Data items:
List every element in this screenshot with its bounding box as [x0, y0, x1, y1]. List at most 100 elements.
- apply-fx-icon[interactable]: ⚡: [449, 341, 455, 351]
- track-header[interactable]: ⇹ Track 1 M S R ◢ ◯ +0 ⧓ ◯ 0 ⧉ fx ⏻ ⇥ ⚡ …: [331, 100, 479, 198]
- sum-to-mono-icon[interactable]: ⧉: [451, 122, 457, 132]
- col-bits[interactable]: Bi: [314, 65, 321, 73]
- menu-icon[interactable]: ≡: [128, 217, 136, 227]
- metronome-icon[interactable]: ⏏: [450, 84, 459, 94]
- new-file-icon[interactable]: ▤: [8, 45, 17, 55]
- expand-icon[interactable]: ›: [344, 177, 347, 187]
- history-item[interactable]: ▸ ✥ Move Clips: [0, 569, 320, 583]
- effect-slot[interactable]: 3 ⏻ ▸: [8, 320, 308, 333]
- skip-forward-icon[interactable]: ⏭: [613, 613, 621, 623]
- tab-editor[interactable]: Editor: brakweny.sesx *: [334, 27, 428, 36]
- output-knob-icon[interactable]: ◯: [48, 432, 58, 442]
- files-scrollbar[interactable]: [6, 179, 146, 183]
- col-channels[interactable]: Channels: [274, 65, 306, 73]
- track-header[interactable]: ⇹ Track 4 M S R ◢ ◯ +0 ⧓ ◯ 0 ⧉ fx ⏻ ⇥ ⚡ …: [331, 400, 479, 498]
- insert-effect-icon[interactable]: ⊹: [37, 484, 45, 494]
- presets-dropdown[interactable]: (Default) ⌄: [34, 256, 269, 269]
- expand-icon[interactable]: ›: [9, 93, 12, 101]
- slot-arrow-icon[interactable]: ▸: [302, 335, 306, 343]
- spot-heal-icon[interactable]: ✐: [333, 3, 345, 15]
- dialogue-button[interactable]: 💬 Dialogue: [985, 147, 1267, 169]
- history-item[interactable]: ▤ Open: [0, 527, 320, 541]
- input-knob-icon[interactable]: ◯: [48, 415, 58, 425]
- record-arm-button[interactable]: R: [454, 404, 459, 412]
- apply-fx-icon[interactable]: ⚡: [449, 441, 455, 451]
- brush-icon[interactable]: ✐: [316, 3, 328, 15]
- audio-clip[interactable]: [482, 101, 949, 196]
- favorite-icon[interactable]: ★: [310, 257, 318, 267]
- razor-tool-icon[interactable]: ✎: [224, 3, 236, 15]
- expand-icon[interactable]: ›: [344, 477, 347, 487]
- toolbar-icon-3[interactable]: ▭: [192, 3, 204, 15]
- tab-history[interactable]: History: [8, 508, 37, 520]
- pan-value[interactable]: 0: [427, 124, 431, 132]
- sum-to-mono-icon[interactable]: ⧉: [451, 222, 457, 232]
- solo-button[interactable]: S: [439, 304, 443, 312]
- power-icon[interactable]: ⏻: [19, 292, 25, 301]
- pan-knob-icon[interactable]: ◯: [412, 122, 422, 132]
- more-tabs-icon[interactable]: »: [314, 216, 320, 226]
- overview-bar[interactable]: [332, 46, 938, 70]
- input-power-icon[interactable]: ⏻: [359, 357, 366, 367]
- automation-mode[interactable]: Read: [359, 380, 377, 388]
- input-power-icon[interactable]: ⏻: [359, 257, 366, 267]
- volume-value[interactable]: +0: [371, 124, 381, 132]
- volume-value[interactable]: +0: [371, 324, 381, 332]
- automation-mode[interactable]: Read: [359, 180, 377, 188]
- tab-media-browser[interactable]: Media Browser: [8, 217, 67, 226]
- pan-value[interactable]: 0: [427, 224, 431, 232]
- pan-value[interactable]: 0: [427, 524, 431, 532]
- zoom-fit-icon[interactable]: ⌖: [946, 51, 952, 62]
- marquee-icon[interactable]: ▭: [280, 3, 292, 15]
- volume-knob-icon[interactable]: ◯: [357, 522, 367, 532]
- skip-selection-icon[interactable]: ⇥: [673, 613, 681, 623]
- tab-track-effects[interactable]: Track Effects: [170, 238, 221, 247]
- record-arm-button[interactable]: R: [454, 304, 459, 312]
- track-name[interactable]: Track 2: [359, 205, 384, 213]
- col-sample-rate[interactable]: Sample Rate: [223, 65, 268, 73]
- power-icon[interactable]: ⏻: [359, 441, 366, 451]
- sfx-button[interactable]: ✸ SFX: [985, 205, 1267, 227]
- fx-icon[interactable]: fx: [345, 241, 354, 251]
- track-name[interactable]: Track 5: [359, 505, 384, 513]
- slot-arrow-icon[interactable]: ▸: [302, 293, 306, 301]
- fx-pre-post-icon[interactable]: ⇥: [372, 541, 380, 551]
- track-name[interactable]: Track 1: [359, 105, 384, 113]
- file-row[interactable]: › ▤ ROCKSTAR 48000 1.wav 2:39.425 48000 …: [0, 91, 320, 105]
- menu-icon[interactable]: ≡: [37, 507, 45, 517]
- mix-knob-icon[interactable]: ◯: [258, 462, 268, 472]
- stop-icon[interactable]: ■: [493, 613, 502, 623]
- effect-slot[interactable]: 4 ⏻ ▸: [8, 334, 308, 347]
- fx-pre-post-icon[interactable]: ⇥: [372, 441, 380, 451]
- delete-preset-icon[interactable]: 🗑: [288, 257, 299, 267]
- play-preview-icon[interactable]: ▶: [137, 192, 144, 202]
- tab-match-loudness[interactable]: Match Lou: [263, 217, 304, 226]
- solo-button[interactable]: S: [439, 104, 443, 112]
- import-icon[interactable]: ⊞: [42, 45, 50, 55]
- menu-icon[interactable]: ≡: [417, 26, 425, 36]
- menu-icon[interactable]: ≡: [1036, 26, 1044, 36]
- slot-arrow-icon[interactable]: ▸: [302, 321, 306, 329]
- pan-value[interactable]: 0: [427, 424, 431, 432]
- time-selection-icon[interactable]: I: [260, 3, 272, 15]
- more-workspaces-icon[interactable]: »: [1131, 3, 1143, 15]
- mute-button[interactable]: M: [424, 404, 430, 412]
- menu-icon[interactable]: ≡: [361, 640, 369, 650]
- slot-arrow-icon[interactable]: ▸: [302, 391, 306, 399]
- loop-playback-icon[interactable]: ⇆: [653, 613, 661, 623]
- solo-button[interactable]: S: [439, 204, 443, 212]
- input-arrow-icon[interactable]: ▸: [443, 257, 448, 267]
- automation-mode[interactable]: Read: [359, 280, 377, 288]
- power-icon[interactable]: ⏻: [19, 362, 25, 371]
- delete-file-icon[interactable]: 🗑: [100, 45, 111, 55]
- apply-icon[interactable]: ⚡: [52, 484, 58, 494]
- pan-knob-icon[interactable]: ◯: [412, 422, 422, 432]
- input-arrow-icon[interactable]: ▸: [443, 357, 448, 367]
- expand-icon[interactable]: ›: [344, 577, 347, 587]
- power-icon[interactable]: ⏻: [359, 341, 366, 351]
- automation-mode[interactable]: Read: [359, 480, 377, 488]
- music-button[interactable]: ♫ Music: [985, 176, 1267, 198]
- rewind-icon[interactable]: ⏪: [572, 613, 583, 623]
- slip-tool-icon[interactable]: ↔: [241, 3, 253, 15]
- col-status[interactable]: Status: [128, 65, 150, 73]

> **WHAT YOU WILL DO**: Update the items above so that every "apply-fx-icon" becomes "apply-effects-icon", and leave everything else as it is.

> **OUTPUT OF THE TASK**:
List every element in this screenshot with its bounding box as [x0, y0, x1, y1]. List at most 100 elements.
- apply-effects-icon[interactable]: ⚡: [449, 341, 455, 351]
- track-header[interactable]: ⇹ Track 1 M S R ◢ ◯ +0 ⧓ ◯ 0 ⧉ fx ⏻ ⇥ ⚡ …: [331, 100, 479, 198]
- sum-to-mono-icon[interactable]: ⧉: [451, 122, 457, 132]
- col-bits[interactable]: Bi: [314, 65, 321, 73]
- menu-icon[interactable]: ≡: [128, 217, 136, 227]
- metronome-icon[interactable]: ⏏: [450, 84, 459, 94]
- new-file-icon[interactable]: ▤: [8, 45, 17, 55]
- expand-icon[interactable]: ›: [344, 177, 347, 187]
- history-item[interactable]: ▸ ✥ Move Clips: [0, 569, 320, 583]
- effect-slot[interactable]: 3 ⏻ ▸: [8, 320, 308, 333]
- skip-forward-icon[interactable]: ⏭: [613, 613, 621, 623]
- tab-editor[interactable]: Editor: brakweny.sesx *: [334, 27, 428, 36]
- output-knob-icon[interactable]: ◯: [48, 432, 58, 442]
- files-scrollbar[interactable]: [6, 179, 146, 183]
- col-channels[interactable]: Channels: [274, 65, 306, 73]
- track-header[interactable]: ⇹ Track 4 M S R ◢ ◯ +0 ⧓ ◯ 0 ⧉ fx ⏻ ⇥ ⚡ …: [331, 400, 479, 498]
- insert-effect-icon[interactable]: ⊹: [37, 484, 45, 494]
- presets-dropdown[interactable]: (Default) ⌄: [34, 256, 269, 269]
- expand-icon[interactable]: ›: [9, 93, 12, 101]
- slot-arrow-icon[interactable]: ▸: [302, 335, 306, 343]
- spot-heal-icon[interactable]: ✐: [333, 3, 345, 15]
- dialogue-button[interactable]: 💬 Dialogue: [985, 147, 1267, 169]
- history-item[interactable]: ▤ Open: [0, 527, 320, 541]
- input-knob-icon[interactable]: ◯: [48, 415, 58, 425]
- record-arm-button[interactable]: R: [454, 404, 459, 412]
- apply-effects-icon[interactable]: ⚡: [449, 441, 455, 451]
- brush-icon[interactable]: ✐: [316, 3, 328, 15]
- audio-clip[interactable]: [482, 101, 949, 196]
- favorite-icon[interactable]: ★: [310, 257, 318, 267]
- razor-tool-icon[interactable]: ✎: [224, 3, 236, 15]
- expand-icon[interactable]: ›: [344, 477, 347, 487]
- toolbar-icon-3[interactable]: ▭: [192, 3, 204, 15]
- tab-history[interactable]: History: [8, 508, 37, 520]
- pan-value[interactable]: 0: [427, 124, 431, 132]
- sum-to-mono-icon[interactable]: ⧉: [451, 222, 457, 232]
- solo-button[interactable]: S: [439, 304, 443, 312]
- power-icon[interactable]: ⏻: [19, 292, 25, 301]
- pan-knob-icon[interactable]: ◯: [412, 122, 422, 132]
- more-tabs-icon[interactable]: »: [314, 216, 320, 226]
- overview-bar[interactable]: [332, 46, 938, 70]
- input-power-icon[interactable]: ⏻: [359, 357, 366, 367]
- automation-mode[interactable]: Read: [359, 380, 377, 388]
- input-power-icon[interactable]: ⏻: [359, 257, 366, 267]
- volume-value[interactable]: +0: [371, 124, 381, 132]
- volume-value[interactable]: +0: [371, 324, 381, 332]
- automation-mode[interactable]: Read: [359, 180, 377, 188]
- tab-media-browser[interactable]: Media Browser: [8, 217, 67, 226]
- pan-value[interactable]: 0: [427, 224, 431, 232]
- pan-value[interactable]: 0: [427, 524, 431, 532]
- zoom-fit-icon[interactable]: ⌖: [946, 51, 952, 62]
- marquee-icon[interactable]: ▭: [280, 3, 292, 15]
- volume-knob-icon[interactable]: ◯: [357, 522, 367, 532]
- skip-selection-icon[interactable]: ⇥: [673, 613, 681, 623]
- tab-track-effects[interactable]: Track Effects: [170, 238, 221, 247]
- record-arm-button[interactable]: R: [454, 304, 459, 312]
- track-name[interactable]: Track 2: [359, 205, 384, 213]
- col-sample-rate[interactable]: Sample Rate: [223, 65, 268, 73]
- power-icon[interactable]: ⏻: [359, 441, 366, 451]
- sfx-button[interactable]: ✸ SFX: [985, 205, 1267, 227]
- fx-icon[interactable]: fx: [345, 241, 354, 251]
- track-name[interactable]: Track 5: [359, 505, 384, 513]
- slot-arrow-icon[interactable]: ▸: [302, 293, 306, 301]
- fx-pre-post-icon[interactable]: ⇥: [372, 541, 380, 551]
- track-name[interactable]: Track 1: [359, 105, 384, 113]
- file-row[interactable]: › ▤ ROCKSTAR 48000 1.wav 2:39.425 48000 …: [0, 91, 320, 105]
- menu-icon[interactable]: ≡: [37, 507, 45, 517]
- mix-knob-icon[interactable]: ◯: [258, 462, 268, 472]
- stop-icon[interactable]: ■: [493, 613, 502, 623]
- effect-slot[interactable]: 4 ⏻ ▸: [8, 334, 308, 347]
- fx-pre-post-icon[interactable]: ⇥: [372, 441, 380, 451]
- delete-preset-icon[interactable]: 🗑: [288, 257, 299, 267]
- play-preview-icon[interactable]: ▶: [137, 192, 144, 202]
- tab-match-loudness[interactable]: Match Lou: [263, 217, 304, 226]
- solo-button[interactable]: S: [439, 104, 443, 112]
- import-icon[interactable]: ⊞: [42, 45, 50, 55]
- menu-icon[interactable]: ≡: [417, 26, 425, 36]
- menu-icon[interactable]: ≡: [1036, 26, 1044, 36]
- slot-arrow-icon[interactable]: ▸: [302, 321, 306, 329]
- pan-value[interactable]: 0: [427, 424, 431, 432]
- time-selection-icon[interactable]: I: [260, 3, 272, 15]
- more-workspaces-icon[interactable]: »: [1131, 3, 1143, 15]
- mute-button[interactable]: M: [424, 404, 430, 412]
- menu-icon[interactable]: ≡: [361, 640, 369, 650]
- slot-arrow-icon[interactable]: ▸: [302, 391, 306, 399]
- loop-playback-icon[interactable]: ⇆: [653, 613, 661, 623]
- solo-button[interactable]: S: [439, 204, 443, 212]
- input-arrow-icon[interactable]: ▸: [443, 257, 448, 267]
- automation-mode[interactable]: Read: [359, 280, 377, 288]
- power-icon[interactable]: ⏻: [19, 362, 25, 371]
- delete-file-icon[interactable]: 🗑: [100, 45, 111, 55]
- apply-icon[interactable]: ⚡: [52, 484, 58, 494]
- pan-knob-icon[interactable]: ◯: [412, 422, 422, 432]
- input-arrow-icon[interactable]: ▸: [443, 357, 448, 367]
- expand-icon[interactable]: ›: [344, 577, 347, 587]
- power-icon[interactable]: ⏻: [359, 341, 366, 351]
- automation-mode[interactable]: Read: [359, 480, 377, 488]
- music-button[interactable]: ♫ Music: [985, 176, 1267, 198]
- rewind-icon[interactable]: ⏪: [572, 613, 583, 623]
- slip-tool-icon[interactable]: ↔: [241, 3, 253, 15]
- col-status[interactable]: Status: [128, 65, 150, 73]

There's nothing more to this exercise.